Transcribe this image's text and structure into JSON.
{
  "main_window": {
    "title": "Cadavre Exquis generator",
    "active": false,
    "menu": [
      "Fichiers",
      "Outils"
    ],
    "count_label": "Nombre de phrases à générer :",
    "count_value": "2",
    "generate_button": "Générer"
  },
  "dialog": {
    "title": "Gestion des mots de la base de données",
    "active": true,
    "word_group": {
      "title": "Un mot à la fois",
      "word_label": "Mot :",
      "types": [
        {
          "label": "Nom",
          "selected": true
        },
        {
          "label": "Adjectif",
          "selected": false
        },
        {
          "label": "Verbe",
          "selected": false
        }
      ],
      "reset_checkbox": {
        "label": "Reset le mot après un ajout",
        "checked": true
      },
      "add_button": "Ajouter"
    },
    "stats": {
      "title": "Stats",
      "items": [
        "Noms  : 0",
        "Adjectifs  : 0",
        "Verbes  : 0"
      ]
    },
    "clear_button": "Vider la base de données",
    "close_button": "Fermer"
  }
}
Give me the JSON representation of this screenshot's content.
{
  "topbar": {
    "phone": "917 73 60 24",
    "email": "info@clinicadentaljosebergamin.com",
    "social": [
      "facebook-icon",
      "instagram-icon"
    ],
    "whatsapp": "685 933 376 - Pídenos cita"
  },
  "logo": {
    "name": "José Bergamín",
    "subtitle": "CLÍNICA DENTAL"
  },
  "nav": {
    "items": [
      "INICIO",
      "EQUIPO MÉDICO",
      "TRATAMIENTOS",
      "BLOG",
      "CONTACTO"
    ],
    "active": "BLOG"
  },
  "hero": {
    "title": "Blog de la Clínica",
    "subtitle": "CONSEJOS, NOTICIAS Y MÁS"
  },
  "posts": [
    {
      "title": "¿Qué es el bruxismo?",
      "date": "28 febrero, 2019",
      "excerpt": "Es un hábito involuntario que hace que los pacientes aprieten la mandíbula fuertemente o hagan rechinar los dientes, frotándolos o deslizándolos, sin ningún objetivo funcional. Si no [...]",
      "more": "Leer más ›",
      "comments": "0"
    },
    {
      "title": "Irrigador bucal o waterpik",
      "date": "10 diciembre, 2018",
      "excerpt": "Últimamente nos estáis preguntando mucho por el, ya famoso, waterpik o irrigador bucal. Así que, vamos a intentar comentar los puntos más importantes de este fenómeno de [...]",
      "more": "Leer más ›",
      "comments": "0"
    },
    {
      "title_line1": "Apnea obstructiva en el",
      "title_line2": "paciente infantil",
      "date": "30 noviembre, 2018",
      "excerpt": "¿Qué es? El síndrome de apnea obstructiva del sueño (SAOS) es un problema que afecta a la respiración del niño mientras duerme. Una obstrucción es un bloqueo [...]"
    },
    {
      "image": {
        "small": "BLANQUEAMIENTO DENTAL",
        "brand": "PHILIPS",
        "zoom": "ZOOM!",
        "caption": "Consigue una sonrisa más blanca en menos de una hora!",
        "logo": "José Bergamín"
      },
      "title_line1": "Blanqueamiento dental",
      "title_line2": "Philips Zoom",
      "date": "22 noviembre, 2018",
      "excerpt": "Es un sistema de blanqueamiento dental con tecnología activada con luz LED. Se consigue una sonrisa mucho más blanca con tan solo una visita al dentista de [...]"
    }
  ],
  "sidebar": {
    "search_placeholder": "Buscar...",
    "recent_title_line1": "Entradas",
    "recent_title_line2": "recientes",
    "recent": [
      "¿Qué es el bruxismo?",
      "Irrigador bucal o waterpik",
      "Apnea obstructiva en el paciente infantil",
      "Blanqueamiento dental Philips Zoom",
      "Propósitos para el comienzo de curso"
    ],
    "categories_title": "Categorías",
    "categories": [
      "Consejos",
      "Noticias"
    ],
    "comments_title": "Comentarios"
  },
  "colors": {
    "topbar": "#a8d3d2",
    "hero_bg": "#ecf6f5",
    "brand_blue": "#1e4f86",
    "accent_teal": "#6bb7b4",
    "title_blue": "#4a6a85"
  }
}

************

### What to do
Reproduce the entire listing word for word.

### Solution to the problem
Transcribe this image's text and structure into JSON.
{
  "main_window": {
    "title": "Cadavre Exquis generator",
    "active": false,
    "menu": [
      "Fichiers",
      "Outils"
    ],
    "count_label": "Nombre de phrases à générer :",
    "count_value": "2",
    "generate_button": "Générer"
  },
  "dialog": {
    "title": "Gestion des mots de la base de données",
    "active": true,
    "word_group": {
      "title": "Un mot à la fois",
      "word_label": "Mot :",
      "types": [
        {
          "label": "Nom",
          "selected": true
        },
        {
          "label": "Adjectif",
          "selected": false
        },
        {
          "label": "Verbe",
          "selected": false
        }
      ],
      "reset_checkbox": {
        "label": "Reset le mot après un ajout",
        "checked": true
      },
      "add_button": "Ajouter"
    },
    "stats": {
      "title": "Stats",
      "items": [
        "Noms  : 0",
        "Adjectifs  : 0",
        "Verbes  : 0"
      ]
    },
    "clear_button": "Vider la base de données",
    "close_button": "Fermer"
  }
}
Give me the JSON representation of this screenshot's content.
{
  "topbar": {
    "phone": "917 73 60 24",
    "email": "info@clinicadentaljosebergamin.com",
    "social": [
      "facebook-icon",
      "instagram-icon"
    ],
    "whatsapp": "685 933 376 - Pídenos cita"
  },
  "logo": {
    "name": "José Bergamín",
    "subtitle": "CLÍNICA DENTAL"
  },
  "nav": {
    "items": [
      "INICIO",
      "EQUIPO MÉDICO",
      "TRATAMIENTOS",
      "BLOG",
      "CONTACTO"
    ],
    "active": "BLOG"
  },
  "hero": {
    "title": "Blog de la Clínica",
    "subtitle": "CONSEJOS, NOTICIAS Y MÁS"
  },
  "posts": [
    {
      "title": "¿Qué es el bruxismo?",
      "date": "28 febrero, 2019",
      "excerpt": "Es un hábito involuntario que hace que los pacientes aprieten la mandíbula fuertemente o hagan rechinar los dientes, frotándolos o deslizándolos, sin ningún objetivo funcional. Si no [...]",
      "more": "Leer más ›",
      "comments": "0"
    },
    {
      "title": "Irrigador bucal o waterpik",
      "date": "10 diciembre, 2018",
      "excerpt": "Últimamente nos estáis preguntando mucho por el, ya famoso, waterpik o irrigador bucal. Así que, vamos a intentar comentar los puntos más importantes de este fenómeno de [...]",
      "more": "Leer más ›",
      "comments": "0"
    },
    {
      "title_line1": "Apnea obstructiva en el",
      "title_line2": "paciente infantil",
      "date": "30 noviembre, 2018",
      "excerpt": "¿Qué es? El síndrome de apnea obstructiva del sueño (SAOS) es un problema que afecta a la respiración del niño mientras duerme. Una obstrucción es un bloqueo [...]"
    },
    {
      "image": {
        "small": "BLANQUEAMIENTO DENTAL",
        "brand": "PHILIPS",
        "zoom": "ZOOM!",
        "caption": "Consigue una sonrisa más blanca en menos de una hora!",
        "logo": "José Bergamín"
      },
      "title_line1": "Blanqueamiento dental",
      "title_line2": "Philips Zoom",
      "date": "22 noviembre, 2018",
      "excerpt": "Es un sistema de blanqueamiento dental con tecnología activada con luz LED. Se consigue una sonrisa mucho más blanca con tan solo una visita al dentista de [...]"
    }
  ],
  "sidebar": {
    "search_placeholder": "Buscar...",
    "recent_title_line1": "Entradas",
    "recent_title_line2": "recientes",
    "recent": [
      "¿Qué es el bruxismo?",
      "Irrigador bucal o waterpik",
      "Apnea obstructiva en el paciente infantil",
      "Blanqueamiento dental Philips Zoom",
      "Propósitos para el comienzo de curso"
    ],
    "categories_title": "Categorías",
    "categories": [
      "Consejos",
      "Noticias"
    ],
    "comments_title": "Comentarios"
  },
  "colors": {
    "topbar": "#a8d3d2",
    "hero_bg": "#ecf6f5",
    "brand_blue": "#1e4f86",
    "accent_teal": "#6bb7b4",
    "title_blue": "#4a6a85"
  }
}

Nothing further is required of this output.